*WHAT IS REQUIRED*.
Write the data out again exactly, with no pictures.

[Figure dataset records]
###

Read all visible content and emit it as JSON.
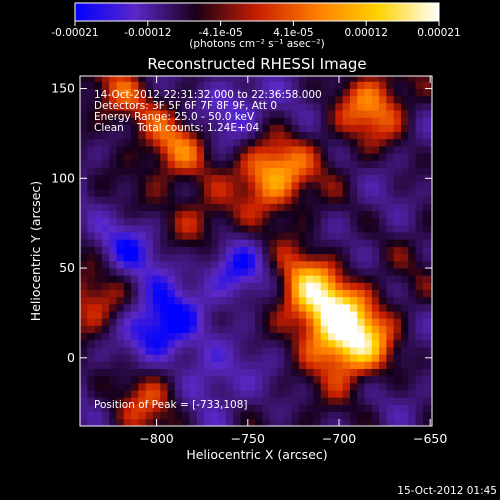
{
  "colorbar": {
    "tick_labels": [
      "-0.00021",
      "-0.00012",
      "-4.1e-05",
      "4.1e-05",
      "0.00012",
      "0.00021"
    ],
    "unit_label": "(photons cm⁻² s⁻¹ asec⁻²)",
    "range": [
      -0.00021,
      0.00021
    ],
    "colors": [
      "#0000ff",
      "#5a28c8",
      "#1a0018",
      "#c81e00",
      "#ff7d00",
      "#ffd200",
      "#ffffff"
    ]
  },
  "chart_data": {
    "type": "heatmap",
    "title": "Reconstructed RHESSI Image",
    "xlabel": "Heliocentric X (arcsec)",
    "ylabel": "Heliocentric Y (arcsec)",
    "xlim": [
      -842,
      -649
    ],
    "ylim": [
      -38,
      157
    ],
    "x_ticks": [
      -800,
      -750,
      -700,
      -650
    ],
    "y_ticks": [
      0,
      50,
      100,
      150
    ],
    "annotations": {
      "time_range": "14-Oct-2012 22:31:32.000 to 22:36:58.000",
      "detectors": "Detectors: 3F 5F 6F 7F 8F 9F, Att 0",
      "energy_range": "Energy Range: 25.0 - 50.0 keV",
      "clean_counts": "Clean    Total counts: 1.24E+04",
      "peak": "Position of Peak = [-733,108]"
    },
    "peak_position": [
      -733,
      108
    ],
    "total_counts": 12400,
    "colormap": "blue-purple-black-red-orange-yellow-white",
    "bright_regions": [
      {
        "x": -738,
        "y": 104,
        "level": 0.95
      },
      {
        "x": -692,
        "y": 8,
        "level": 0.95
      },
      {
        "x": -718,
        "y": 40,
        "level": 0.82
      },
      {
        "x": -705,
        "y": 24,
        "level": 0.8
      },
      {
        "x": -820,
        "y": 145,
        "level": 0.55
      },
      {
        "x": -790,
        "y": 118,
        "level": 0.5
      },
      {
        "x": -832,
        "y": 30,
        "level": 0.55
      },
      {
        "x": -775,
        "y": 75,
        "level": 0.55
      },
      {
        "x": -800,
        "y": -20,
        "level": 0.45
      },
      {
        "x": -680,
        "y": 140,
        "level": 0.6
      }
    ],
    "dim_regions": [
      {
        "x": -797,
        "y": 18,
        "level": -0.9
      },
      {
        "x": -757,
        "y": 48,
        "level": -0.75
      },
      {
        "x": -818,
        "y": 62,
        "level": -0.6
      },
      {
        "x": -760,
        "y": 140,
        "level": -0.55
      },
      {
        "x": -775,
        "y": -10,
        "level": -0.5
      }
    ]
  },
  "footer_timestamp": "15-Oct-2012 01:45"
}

###

*IN RESPONSE*.
Read all visible content and emit it as JSON.
{
  "colorbar": {
    "tick_labels": [
      "-0.00021",
      "-0.00012",
      "-4.1e-05",
      "4.1e-05",
      "0.00012",
      "0.00021"
    ],
    "unit_label": "(photons cm⁻² s⁻¹ asec⁻²)",
    "range": [
      -0.00021,
      0.00021
    ],
    "colors": [
      "#0000ff",
      "#5a28c8",
      "#1a0018",
      "#c81e00",
      "#ff7d00",
      "#ffd200",
      "#ffffff"
    ]
  },
  "chart_data": {
    "type": "heatmap",
    "title": "Reconstructed RHESSI Image",
    "xlabel": "Heliocentric X (arcsec)",
    "ylabel": "Heliocentric Y (arcsec)",
    "xlim": [
      -842,
      -649
    ],
    "ylim": [
      -38,
      157
    ],
    "x_ticks": [
      -800,
      -750,
      -700,
      -650
    ],
    "y_ticks": [
      0,
      50,
      100,
      150
    ],
    "annotations": {
      "time_range": "14-Oct-2012 22:31:32.000 to 22:36:58.000",
      "detectors": "Detectors: 3F 5F 6F 7F 8F 9F, Att 0",
      "energy_range": "Energy Range: 25.0 - 50.0 keV",
      "clean_counts": "Clean    Total counts: 1.24E+04",
      "peak": "Position of Peak = [-733,108]"
    },
    "peak_position": [
      -733,
      108
    ],
    "total_counts": 12400,
    "colormap": "blue-purple-black-red-orange-yellow-white",
    "bright_regions": [
      {
        "x": -738,
        "y": 104,
        "level": 0.95
      },
      {
        "x": -692,
        "y": 8,
        "level": 0.95
      },
      {
        "x": -718,
        "y": 40,
        "level": 0.82
      },
      {
        "x": -705,
        "y": 24,
        "level": 0.8
      },
      {
        "x": -820,
        "y": 145,
        "level": 0.55
      },
      {
        "x": -790,
        "y": 118,
        "level": 0.5
      },
      {
        "x": -832,
        "y": 30,
        "level": 0.55
      },
      {
        "x": -775,
        "y": 75,
        "level": 0.55
      },
      {
        "x": -800,
        "y": -20,
        "level": 0.45
      },
      {
        "x": -680,
        "y": 140,
        "level": 0.6
      }
    ],
    "dim_regions": [
      {
        "x": -797,
        "y": 18,
        "level": -0.9
      },
      {
        "x": -757,
        "y": 48,
        "level": -0.75
      },
      {
        "x": -818,
        "y": 62,
        "level": -0.6
      },
      {
        "x": -760,
        "y": 140,
        "level": -0.55
      },
      {
        "x": -775,
        "y": -10,
        "level": -0.5
      }
    ]
  },
  "footer_timestamp": "15-Oct-2012 01:45"
}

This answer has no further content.